=== EXERCISE DIRECTIONS ===
Scan the data for "ethanol" and copy the lines it appears in.

======== INFORMATION SUPPLIED ========

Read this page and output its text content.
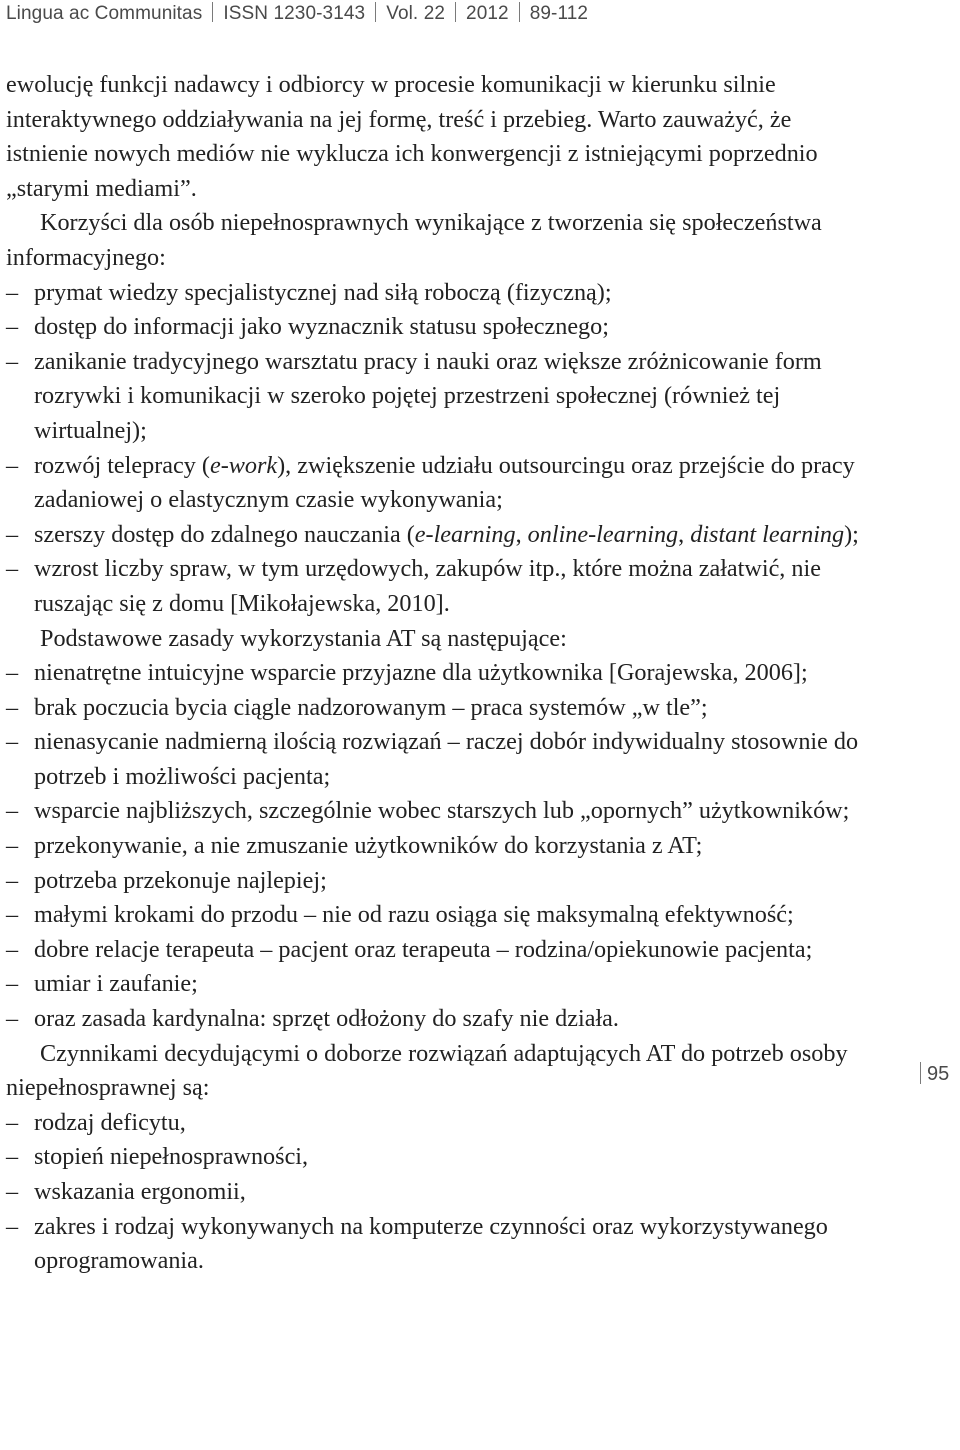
Lingua ac Communitas ISSN 1230-3143 Vol. 22 2012 89-112

ewolucję funkcji nadawcy i odbiorcy w procesie komunikacji w kierunku silnie interaktywnego oddziaływania na jej formę, treść i przebieg. Warto zauważyć, że istnienie nowych mediów nie wyklucza ich konwergencji z istniejącymi poprzednio „starymi mediami”.

Korzyści dla osób niepełnosprawnych wynikające z tworzenia się społeczeństwa informacyjnego:

– prymat wiedzy specjalistycznej nad siłą roboczą (fizyczną);

– dostęp do informacji jako wyznacznik statusu społecznego;

– zanikanie tradycyjnego warsztatu pracy i nauki oraz większe zróżnicowanie form rozrywki i komunikacji w szeroko pojętej przestrzeni społecznej (również tej wirtualnej);

– rozwój telepracy (e-work), zwiększenie udziału outsourcingu oraz przejście do pracy zadaniowej o elastycznym czasie wykonywania;

– szerszy dostęp do zdalnego nauczania (e-learning, online-learning, distant learning);

– wzrost liczby spraw, w tym urzędowych, zakupów itp., które można załatwić, nie ruszając się z domu [Mikołajewska, 2010].

Podstawowe zasady wykorzystania AT są następujące:

– nienatrętne intuicyjne wsparcie przyjazne dla użytkownika [Gorajewska, 2006];

– brak poczucia bycia ciągle nadzorowanym – praca systemów „w tle”;

– nienasycanie nadmierną ilością rozwiązań – raczej dobór indywidualny stosownie do potrzeb i możliwości pacjenta;

– wsparcie najbliższych, szczególnie wobec starszych lub „opornych” użytkowników;

– przekonywanie, a nie zmuszanie użytkowników do korzystania z AT;

– potrzeba przekonuje najlepiej;

– małymi krokami do przodu – nie od razu osiąga się maksymalną efektywność;

– dobre relacje terapeuta – pacjent oraz terapeuta – rodzina/opiekunowie pacjenta;

– umiar i zaufanie;

– oraz zasada kardynalna: sprzęt odłożony do szafy nie działa.

Czynnikami decydującymi o doborze rozwiązań adaptujących AT do potrzeb osoby niepełnosprawnej są:

– rodzaj deficytu,

– stopień niepełnosprawności,

– wskazania ergonomii,

– zakres i rodzaj wykonywanych na komputerze czynności oraz wykorzystywanego oprogramowania.

95
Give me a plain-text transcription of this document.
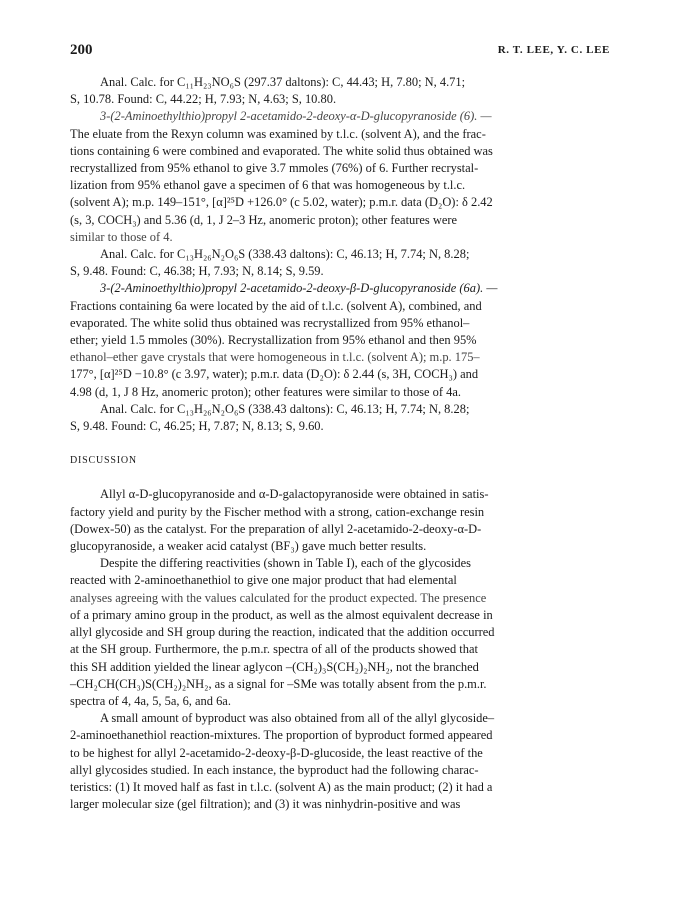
200	R. T. LEE, Y. C. LEE

Anal. Calc. for C₁₁H₂₃NO₆S (297.37 daltons): C, 44.43; H, 7.80; N, 4.71;

S, 10.78. Found: C, 44.22; H, 7.93; N, 4.63; S, 10.80.

3-(2-Aminoethylthio)propyl 2-acetamido-2-deoxy-α-D-glucopyranoside (6). —

The eluate from the Rexyn column was examined by t.l.c. (solvent A), and the frac-

tions containing 6 were combined and evaporated. The white solid thus obtained was

recrystallized from 95% ethanol to give 3.7 mmoles (76%) of 6. Further recrystal-

lization from 95% ethanol gave a specimen of 6 that was homogeneous by t.l.c.

(solvent A); m.p. 149–151°, [α]²⁵D +126.0° (c 5.02, water); p.m.r. data (D₂O): δ 2.42

(s, 3, COCH₃) and 5.36 (d, 1, J 2–3 Hz, anomeric proton); other features were

similar to those of 4.

Anal. Calc. for C₁₃H₂₆N₂O₆S (338.43 daltons): C, 46.13; H, 7.74; N, 8.28;

S, 9.48. Found: C, 46.38; H, 7.93; N, 8.14; S, 9.59.

3-(2-Aminoethylthio)propyl 2-acetamido-2-deoxy-β-D-glucopyranoside (6a). —

Fractions containing 6a were located by the aid of t.l.c. (solvent A), combined, and

evaporated. The white solid thus obtained was recrystallized from 95% ethanol–

ether; yield 1.5 mmoles (30%). Recrystallization from 95% ethanol and then 95%

ethanol–ether gave crystals that were homogeneous in t.l.c. (solvent A); m.p. 175–

177°, [α]²⁵D −10.8° (c 3.97, water); p.m.r. data (D₂O): δ 2.44 (s, 3H, COCH₃) and

4.98 (d, 1, J 8 Hz, anomeric proton); other features were similar to those of 4a.

Anal. Calc. for C₁₃H₂₆N₂O₆S (338.43 daltons): C, 46.13; H, 7.74; N, 8.28;

S, 9.48. Found: C, 46.25; H, 7.87; N, 8.13; S, 9.60.

DISCUSSION

Allyl α-D-glucopyranoside and α-D-galactopyranoside were obtained in satis-

factory yield and purity by the Fischer method with a strong, cation-exchange resin

(Dowex-50) as the catalyst. For the preparation of allyl 2-acetamido-2-deoxy-α-D-

glucopyranoside, a weaker acid catalyst (BF₃) gave much better results.

Despite the differing reactivities (shown in Table I), each of the glycosides

reacted with 2-aminoethanethiol to give one major product that had elemental

analyses agreeing with the values calculated for the product expected. The presence

of a primary amino group in the product, as well as the almost equivalent decrease in

allyl glycoside and SH group during the reaction, indicated that the addition occurred

at the SH group. Furthermore, the p.m.r. spectra of all of the products showed that

this SH addition yielded the linear aglycon –(CH₂)₃S(CH₂)₂NH₂, not the branched

–CH₂CH(CH₃)S(CH₂)₂NH₂, as a signal for –SMe was totally absent from the p.m.r.

spectra of 4, 4a, 5, 5a, 6, and 6a.

A small amount of byproduct was also obtained from all of the allyl glycoside–

2-aminoethanethiol reaction-mixtures. The proportion of byproduct formed appeared

to be highest for allyl 2-acetamido-2-deoxy-β-D-glucoside, the least reactive of the

allyl glycosides studied. In each instance, the byproduct had the following charac-

teristics: (1) It moved half as fast in t.l.c. (solvent A) as the main product; (2) it had a

larger molecular size (gel filtration); and (3) it was ninhydrin-positive and was
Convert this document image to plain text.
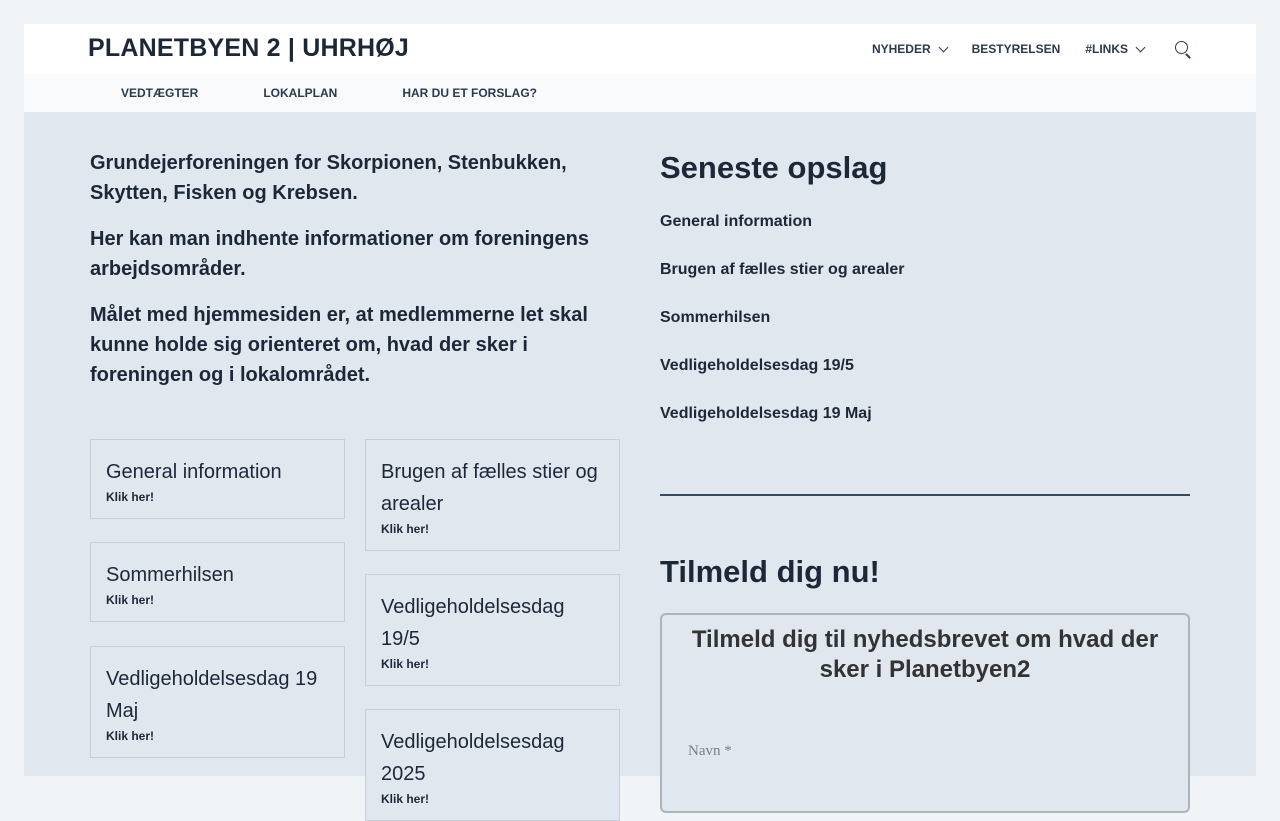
PLANETBYEN 2 | UHRHØJ	NYHEDER	BESTYRELSEN #LINKS
VEDTÆGTER	LOKALPLAN	HAR DU ET FORSLAG?

Grundejerforeningen for Skorpionen, Stenbukken, Skytten, Fisken og Krebsen.

Her kan man indhente informationer om foreningens arbejdsområder.

Målet med hjemmesiden er, at medlemmerne let skal kunne holde sig orienteret om, hvad der sker i foreningen og i lokalområdet.

General information
Klik her!
Sommerhilsen
Klik her!
Vedligeholdelsesdag 19 Maj
Klik her!
Brugen af fælles stier og arealer
Klik her!
Vedligeholdelsesdag 19/5
Klik her!
Vedligeholdelsesdag 2025
Klik her!
Seneste opslag
General information
Brugen af fælles stier og arealer
Sommerhilsen
Vedligeholdelsesdag 19/5
Vedligeholdelsesdag 19 Maj
Tilmeld dig nu!
Tilmeld dig til nyhedsbrevet om hvad der sker i Planetbyen2
Navn *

========

=== EXERCISE SOLUTION ===
recrystallized from 95% ethanol to give 3.7 mmoles (76%) of 6. Further recrystal-
lization from 95% ethanol gave a specimen of 6 that was homogeneous by t.l.c.
evaporated. The white solid thus obtained was recrystallized from 95% ethanol–
ether; yield 1.5 mmoles (30%). Recrystallization from 95% ethanol and then 95%
ethanol–ether gave crystals that were homogeneous in t.l.c. (solvent A); m.p. 175–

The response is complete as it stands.